• Objective: Leaving out all images, write out the records that follow exactly.

• Information provided:

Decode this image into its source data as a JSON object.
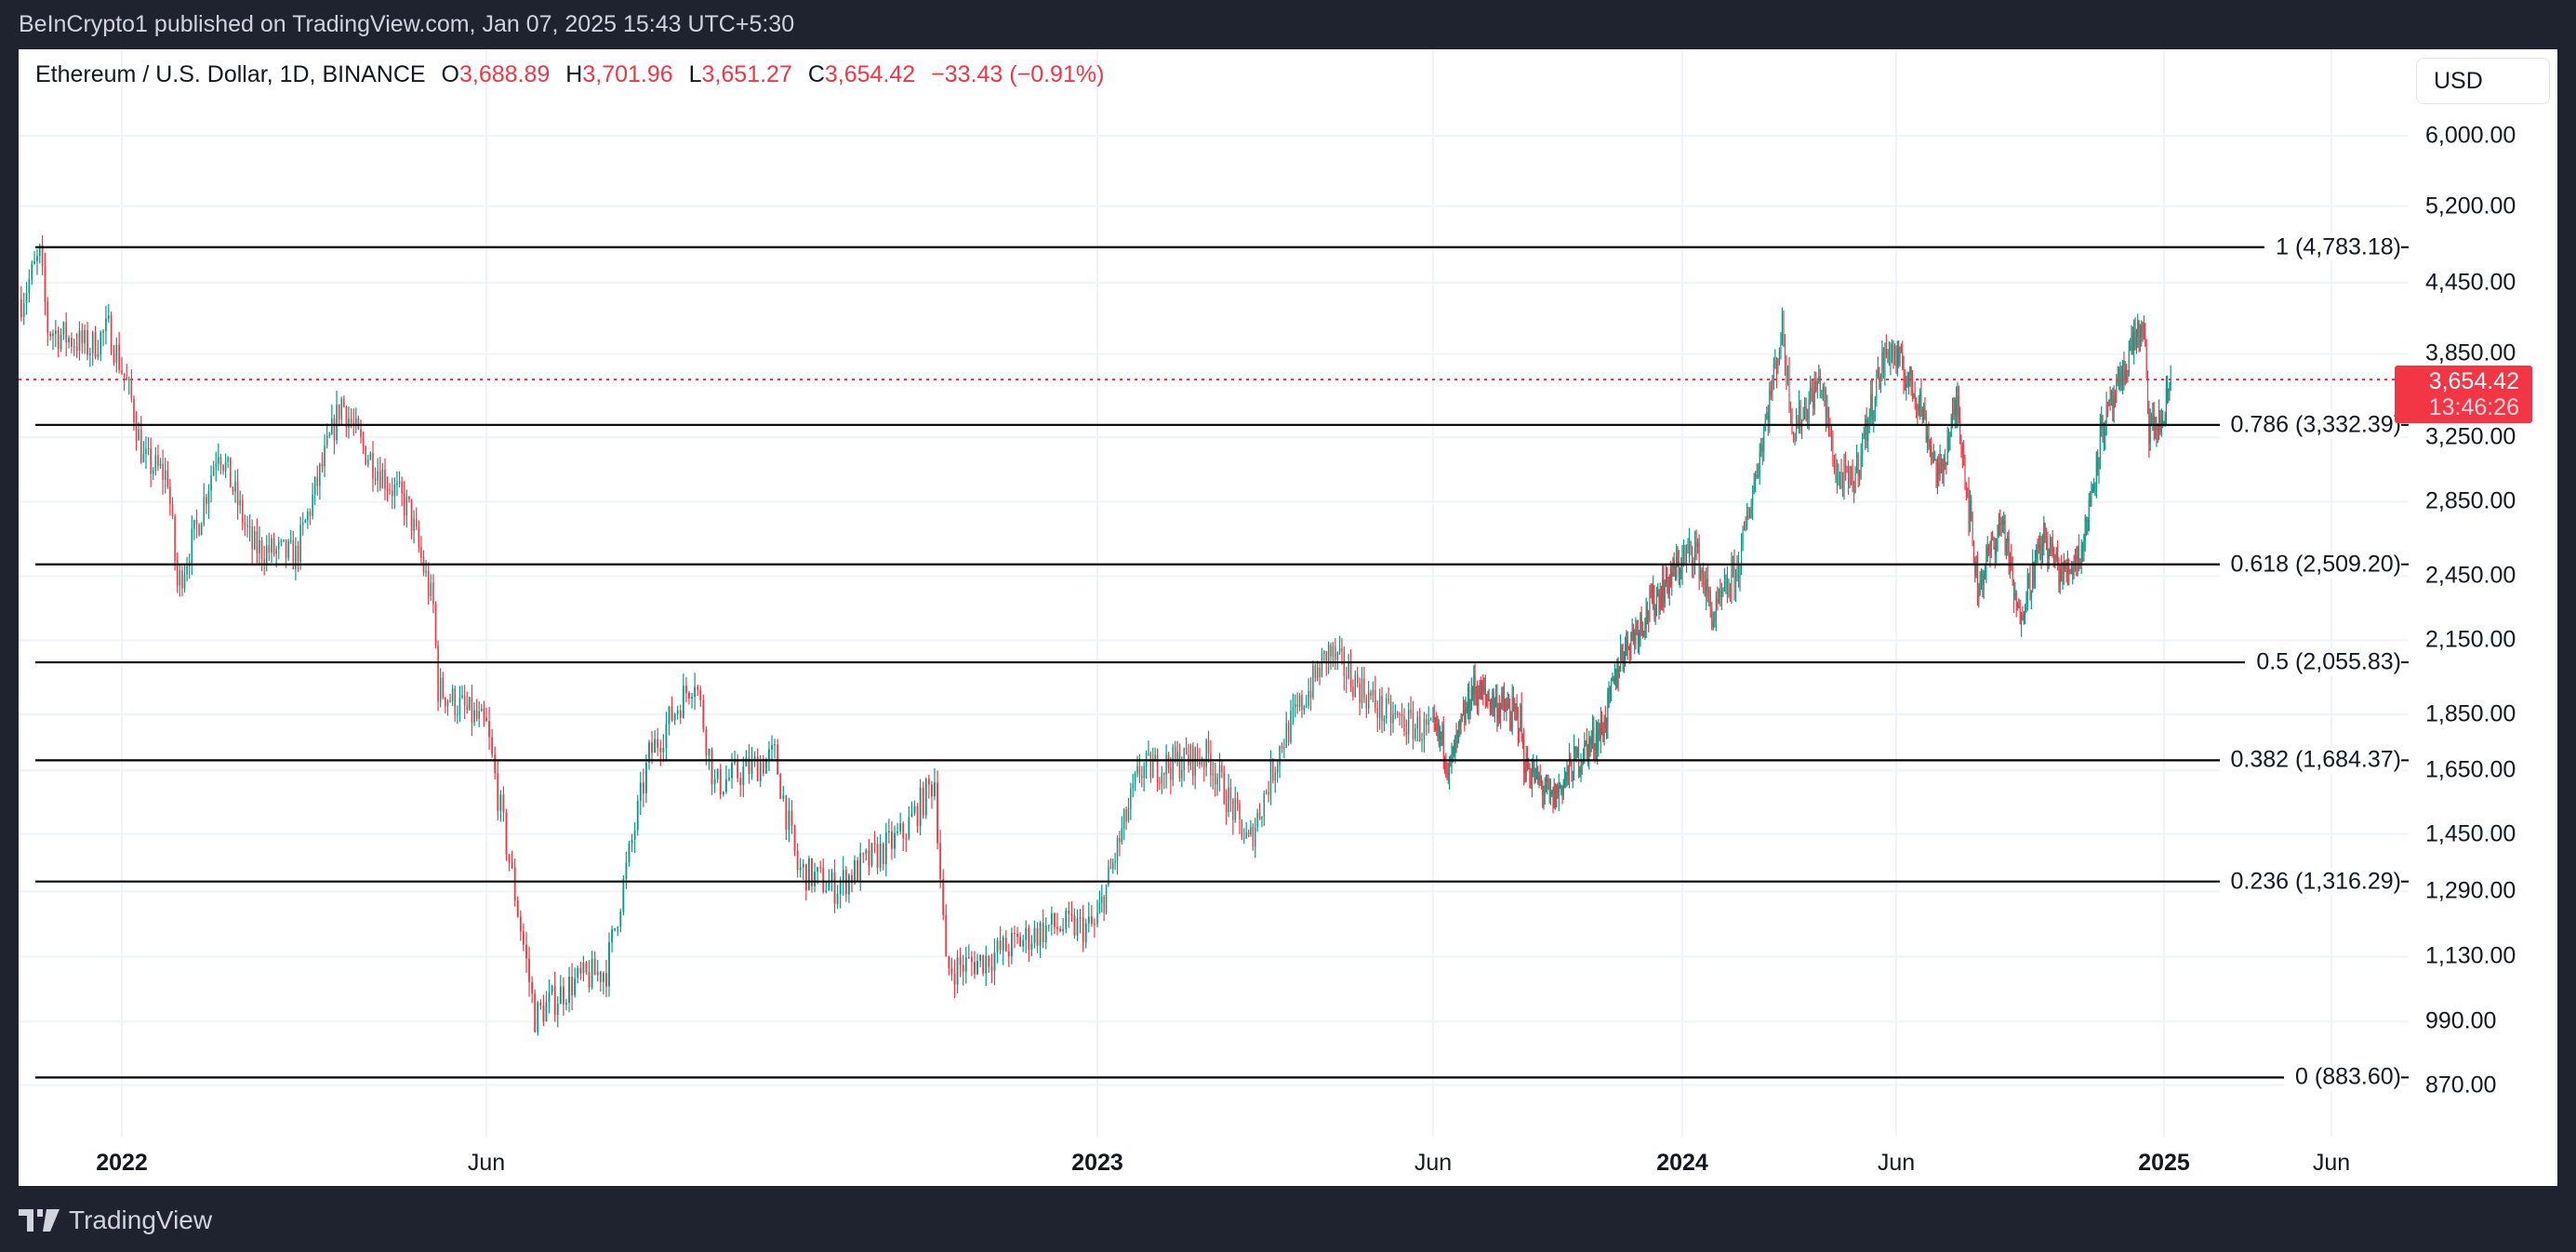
{
  "header": {
    "published": "BeInCrypto1 published on TradingView.com, Jan 07, 2025 15:43 UTC+5:30"
  },
  "legend": {
    "symbol": "Ethereum / U.S. Dollar, 1D, BINANCE",
    "o_label": "O",
    "open": "3,688.89",
    "h_label": "H",
    "high": "3,701.96",
    "l_label": "L",
    "low": "3,651.27",
    "c_label": "C",
    "close": "3,654.42",
    "change": "−33.43 (−0.91%)"
  },
  "currency_button": "USD",
  "last_price": {
    "value": "3,654.42",
    "countdown": "13:46:26"
  },
  "footer": {
    "brand": "TradingView"
  },
  "colors": {
    "up": "#089981",
    "down": "#f23645",
    "fib_line": "#000000",
    "last_price": "#f23645"
  },
  "chart_data": {
    "type": "candlestick",
    "title": "Ethereum / U.S. Dollar, 1D, BINANCE",
    "y_scale": "log",
    "ylim": [
      800,
      6500
    ],
    "grid": true,
    "y_ticks": [
      "6,000.00",
      "5,200.00",
      "4,450.00",
      "3,850.00",
      "3,250.00",
      "2,850.00",
      "2,450.00",
      "2,150.00",
      "1,850.00",
      "1,650.00",
      "1,450.00",
      "1,290.00",
      "1,130.00",
      "990.00",
      "870.00"
    ],
    "x_ticks": [
      {
        "label": "2022",
        "date": "2022-01-01",
        "year": true
      },
      {
        "label": "Jun",
        "date": "2022-06-01"
      },
      {
        "label": "2023",
        "date": "2023-01-01",
        "year": true
      },
      {
        "label": "Jun",
        "date": "2023-06-01"
      },
      {
        "label": "2024",
        "date": "2024-01-01",
        "year": true
      },
      {
        "label": "Jun",
        "date": "2024-06-01"
      },
      {
        "label": "2025",
        "date": "2025-01-01",
        "year": true
      },
      {
        "label": "Jun",
        "date": "2025-06-01"
      }
    ],
    "fib_levels": [
      {
        "label": "1 (4,783.18)",
        "value": 4783.18
      },
      {
        "label": "0.786 (3,332.39)",
        "value": 3332.39
      },
      {
        "label": "0.618 (2,509.20)",
        "value": 2509.2
      },
      {
        "label": "0.5 (2,055.83)",
        "value": 2055.83
      },
      {
        "label": "0.382 (1,684.37)",
        "value": 1684.37
      },
      {
        "label": "0.236 (1,316.29)",
        "value": 1316.29
      },
      {
        "label": "0 (883.60)",
        "value": 883.6
      }
    ],
    "last_close": 3654.42,
    "approx_closes": [
      [
        "2021-11-24",
        4300
      ],
      [
        "2021-12-01",
        4700
      ],
      [
        "2021-12-04",
        4050
      ],
      [
        "2021-12-20",
        3900
      ],
      [
        "2021-12-27",
        4050
      ],
      [
        "2022-01-05",
        3500
      ],
      [
        "2022-01-10",
        3100
      ],
      [
        "2022-01-20",
        3000
      ],
      [
        "2022-01-24",
        2400
      ],
      [
        "2022-02-01",
        2700
      ],
      [
        "2022-02-10",
        3200
      ],
      [
        "2022-02-24",
        2600
      ],
      [
        "2022-03-14",
        2550
      ],
      [
        "2022-04-02",
        3500
      ],
      [
        "2022-04-10",
        3200
      ],
      [
        "2022-04-30",
        2800
      ],
      [
        "2022-05-10",
        2300
      ],
      [
        "2022-05-12",
        1950
      ],
      [
        "2022-06-01",
        1800
      ],
      [
        "2022-06-13",
        1200
      ],
      [
        "2022-06-18",
        1000
      ],
      [
        "2022-07-01",
        1070
      ],
      [
        "2022-07-13",
        1100
      ],
      [
        "2022-07-28",
        1700
      ],
      [
        "2022-08-13",
        2000
      ],
      [
        "2022-08-20",
        1600
      ],
      [
        "2022-09-10",
        1700
      ],
      [
        "2022-09-18",
        1350
      ],
      [
        "2022-10-01",
        1300
      ],
      [
        "2022-10-25",
        1450
      ],
      [
        "2022-11-05",
        1620
      ],
      [
        "2022-11-09",
        1100
      ],
      [
        "2022-11-21",
        1120
      ],
      [
        "2022-12-15",
        1200
      ],
      [
        "2022-12-31",
        1200
      ],
      [
        "2023-01-20",
        1650
      ],
      [
        "2023-02-20",
        1700
      ],
      [
        "2023-03-10",
        1420
      ],
      [
        "2023-03-25",
        1750
      ],
      [
        "2023-04-15",
        2100
      ],
      [
        "2023-05-10",
        1850
      ],
      [
        "2023-06-10",
        1750
      ],
      [
        "2023-06-15",
        1650
      ],
      [
        "2023-07-05",
        1950
      ],
      [
        "2023-08-15",
        1830
      ],
      [
        "2023-08-18",
        1680
      ],
      [
        "2023-09-11",
        1550
      ],
      [
        "2023-10-01",
        1680
      ],
      [
        "2023-10-25",
        1800
      ],
      [
        "2023-11-10",
        2100
      ],
      [
        "2023-12-10",
        2350
      ],
      [
        "2024-01-10",
        2600
      ],
      [
        "2024-01-23",
        2250
      ],
      [
        "2024-02-10",
        2500
      ],
      [
        "2024-02-28",
        3300
      ],
      [
        "2024-03-12",
        4050
      ],
      [
        "2024-03-20",
        3300
      ],
      [
        "2024-04-08",
        3650
      ],
      [
        "2024-04-20",
        3000
      ],
      [
        "2024-05-01",
        2950
      ],
      [
        "2024-05-20",
        3700
      ],
      [
        "2024-05-27",
        3900
      ],
      [
        "2024-06-20",
        3500
      ],
      [
        "2024-07-05",
        2980
      ],
      [
        "2024-07-20",
        3500
      ],
      [
        "2024-08-05",
        2400
      ],
      [
        "2024-08-25",
        2750
      ],
      [
        "2024-09-06",
        2250
      ],
      [
        "2024-09-27",
        2650
      ],
      [
        "2024-10-12",
        2450
      ],
      [
        "2024-10-28",
        2600
      ],
      [
        "2024-11-12",
        3300
      ],
      [
        "2024-11-27",
        3600
      ],
      [
        "2024-12-08",
        4000
      ],
      [
        "2024-12-16",
        4000
      ],
      [
        "2024-12-20",
        3300
      ],
      [
        "2024-12-31",
        3350
      ],
      [
        "2025-01-07",
        3654.42
      ]
    ]
  }
}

• Task solution:
Decode this image into its source data as a JSON object.
{
  "header": {
    "published": "BeInCrypto1 published on TradingView.com, Jan 07, 2025 15:43 UTC+5:30"
  },
  "legend": {
    "symbol": "Ethereum / U.S. Dollar, 1D, BINANCE",
    "o_label": "O",
    "open": "3,688.89",
    "h_label": "H",
    "high": "3,701.96",
    "l_label": "L",
    "low": "3,651.27",
    "c_label": "C",
    "close": "3,654.42",
    "change": "−33.43 (−0.91%)"
  },
  "currency_button": "USD",
  "last_price": {
    "value": "3,654.42",
    "countdown": "13:46:26"
  },
  "footer": {
    "brand": "TradingView"
  },
  "colors": {
    "up": "#089981",
    "down": "#f23645",
    "fib_line": "#000000",
    "last_price": "#f23645"
  },
  "chart_data": {
    "type": "candlestick",
    "title": "Ethereum / U.S. Dollar, 1D, BINANCE",
    "y_scale": "log",
    "ylim": [
      800,
      6500
    ],
    "grid": true,
    "y_ticks": [
      "6,000.00",
      "5,200.00",
      "4,450.00",
      "3,850.00",
      "3,250.00",
      "2,850.00",
      "2,450.00",
      "2,150.00",
      "1,850.00",
      "1,650.00",
      "1,450.00",
      "1,290.00",
      "1,130.00",
      "990.00",
      "870.00"
    ],
    "x_ticks": [
      {
        "label": "2022",
        "date": "2022-01-01",
        "year": true
      },
      {
        "label": "Jun",
        "date": "2022-06-01"
      },
      {
        "label": "2023",
        "date": "2023-01-01",
        "year": true
      },
      {
        "label": "Jun",
        "date": "2023-06-01"
      },
      {
        "label": "2024",
        "date": "2024-01-01",
        "year": true
      },
      {
        "label": "Jun",
        "date": "2024-06-01"
      },
      {
        "label": "2025",
        "date": "2025-01-01",
        "year": true
      },
      {
        "label": "Jun",
        "date": "2025-06-01"
      }
    ],
    "fib_levels": [
      {
        "label": "1 (4,783.18)",
        "value": 4783.18
      },
      {
        "label": "0.786 (3,332.39)",
        "value": 3332.39
      },
      {
        "label": "0.618 (2,509.20)",
        "value": 2509.2
      },
      {
        "label": "0.5 (2,055.83)",
        "value": 2055.83
      },
      {
        "label": "0.382 (1,684.37)",
        "value": 1684.37
      },
      {
        "label": "0.236 (1,316.29)",
        "value": 1316.29
      },
      {
        "label": "0 (883.60)",
        "value": 883.6
      }
    ],
    "last_close": 3654.42,
    "approx_closes": [
      [
        "2021-11-24",
        4300
      ],
      [
        "2021-12-01",
        4700
      ],
      [
        "2021-12-04",
        4050
      ],
      [
        "2021-12-20",
        3900
      ],
      [
        "2021-12-27",
        4050
      ],
      [
        "2022-01-05",
        3500
      ],
      [
        "2022-01-10",
        3100
      ],
      [
        "2022-01-20",
        3000
      ],
      [
        "2022-01-24",
        2400
      ],
      [
        "2022-02-01",
        2700
      ],
      [
        "2022-02-10",
        3200
      ],
      [
        "2022-02-24",
        2600
      ],
      [
        "2022-03-14",
        2550
      ],
      [
        "2022-04-02",
        3500
      ],
      [
        "2022-04-10",
        3200
      ],
      [
        "2022-04-30",
        2800
      ],
      [
        "2022-05-10",
        2300
      ],
      [
        "2022-05-12",
        1950
      ],
      [
        "2022-06-01",
        1800
      ],
      [
        "2022-06-13",
        1200
      ],
      [
        "2022-06-18",
        1000
      ],
      [
        "2022-07-01",
        1070
      ],
      [
        "2022-07-13",
        1100
      ],
      [
        "2022-07-28",
        1700
      ],
      [
        "2022-08-13",
        2000
      ],
      [
        "2022-08-20",
        1600
      ],
      [
        "2022-09-10",
        1700
      ],
      [
        "2022-09-18",
        1350
      ],
      [
        "2022-10-01",
        1300
      ],
      [
        "2022-10-25",
        1450
      ],
      [
        "2022-11-05",
        1620
      ],
      [
        "2022-11-09",
        1100
      ],
      [
        "2022-11-21",
        1120
      ],
      [
        "2022-12-15",
        1200
      ],
      [
        "2022-12-31",
        1200
      ],
      [
        "2023-01-20",
        1650
      ],
      [
        "2023-02-20",
        1700
      ],
      [
        "2023-03-10",
        1420
      ],
      [
        "2023-03-25",
        1750
      ],
      [
        "2023-04-15",
        2100
      ],
      [
        "2023-05-10",
        1850
      ],
      [
        "2023-06-10",
        1750
      ],
      [
        "2023-06-15",
        1650
      ],
      [
        "2023-07-05",
        1950
      ],
      [
        "2023-08-15",
        1830
      ],
      [
        "2023-08-18",
        1680
      ],
      [
        "2023-09-11",
        1550
      ],
      [
        "2023-10-01",
        1680
      ],
      [
        "2023-10-25",
        1800
      ],
      [
        "2023-11-10",
        2100
      ],
      [
        "2023-12-10",
        2350
      ],
      [
        "2024-01-10",
        2600
      ],
      [
        "2024-01-23",
        2250
      ],
      [
        "2024-02-10",
        2500
      ],
      [
        "2024-02-28",
        3300
      ],
      [
        "2024-03-12",
        4050
      ],
      [
        "2024-03-20",
        3300
      ],
      [
        "2024-04-08",
        3650
      ],
      [
        "2024-04-20",
        3000
      ],
      [
        "2024-05-01",
        2950
      ],
      [
        "2024-05-20",
        3700
      ],
      [
        "2024-05-27",
        3900
      ],
      [
        "2024-06-20",
        3500
      ],
      [
        "2024-07-05",
        2980
      ],
      [
        "2024-07-20",
        3500
      ],
      [
        "2024-08-05",
        2400
      ],
      [
        "2024-08-25",
        2750
      ],
      [
        "2024-09-06",
        2250
      ],
      [
        "2024-09-27",
        2650
      ],
      [
        "2024-10-12",
        2450
      ],
      [
        "2024-10-28",
        2600
      ],
      [
        "2024-11-12",
        3300
      ],
      [
        "2024-11-27",
        3600
      ],
      [
        "2024-12-08",
        4000
      ],
      [
        "2024-12-16",
        4000
      ],
      [
        "2024-12-20",
        3300
      ],
      [
        "2024-12-31",
        3350
      ],
      [
        "2025-01-07",
        3654.42
      ]
    ]
  }
}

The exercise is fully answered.